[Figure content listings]

# # # # # # #

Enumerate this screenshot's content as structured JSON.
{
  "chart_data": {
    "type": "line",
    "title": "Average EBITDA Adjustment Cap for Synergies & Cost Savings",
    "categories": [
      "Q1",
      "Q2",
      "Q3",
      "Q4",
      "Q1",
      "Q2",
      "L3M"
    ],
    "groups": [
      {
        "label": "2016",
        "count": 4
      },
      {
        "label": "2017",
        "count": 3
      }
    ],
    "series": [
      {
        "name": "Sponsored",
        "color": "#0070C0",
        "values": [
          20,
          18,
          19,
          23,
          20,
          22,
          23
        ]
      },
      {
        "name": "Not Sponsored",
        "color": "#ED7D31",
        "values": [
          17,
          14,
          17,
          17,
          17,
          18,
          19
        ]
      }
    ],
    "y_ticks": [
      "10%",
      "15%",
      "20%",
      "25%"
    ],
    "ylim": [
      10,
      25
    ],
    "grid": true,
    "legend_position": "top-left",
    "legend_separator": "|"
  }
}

# # # # # # #

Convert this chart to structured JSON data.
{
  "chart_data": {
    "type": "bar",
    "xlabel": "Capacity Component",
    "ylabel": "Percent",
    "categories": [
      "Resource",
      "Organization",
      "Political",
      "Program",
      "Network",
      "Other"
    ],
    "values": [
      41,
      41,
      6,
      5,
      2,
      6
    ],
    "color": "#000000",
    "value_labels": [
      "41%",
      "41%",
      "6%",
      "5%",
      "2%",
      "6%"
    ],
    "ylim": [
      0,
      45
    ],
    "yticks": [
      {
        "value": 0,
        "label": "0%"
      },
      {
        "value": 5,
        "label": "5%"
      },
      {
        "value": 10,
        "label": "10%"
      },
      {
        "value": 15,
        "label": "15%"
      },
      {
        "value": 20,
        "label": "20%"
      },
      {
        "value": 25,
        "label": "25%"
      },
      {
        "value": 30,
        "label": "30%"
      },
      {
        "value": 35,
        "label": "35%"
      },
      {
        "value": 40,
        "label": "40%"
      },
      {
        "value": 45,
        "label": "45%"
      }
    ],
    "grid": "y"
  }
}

# # # # # # #

Given exercise: Determine the number of lines where the string "color" occurs, and give that number only.

Output of the exercise: 3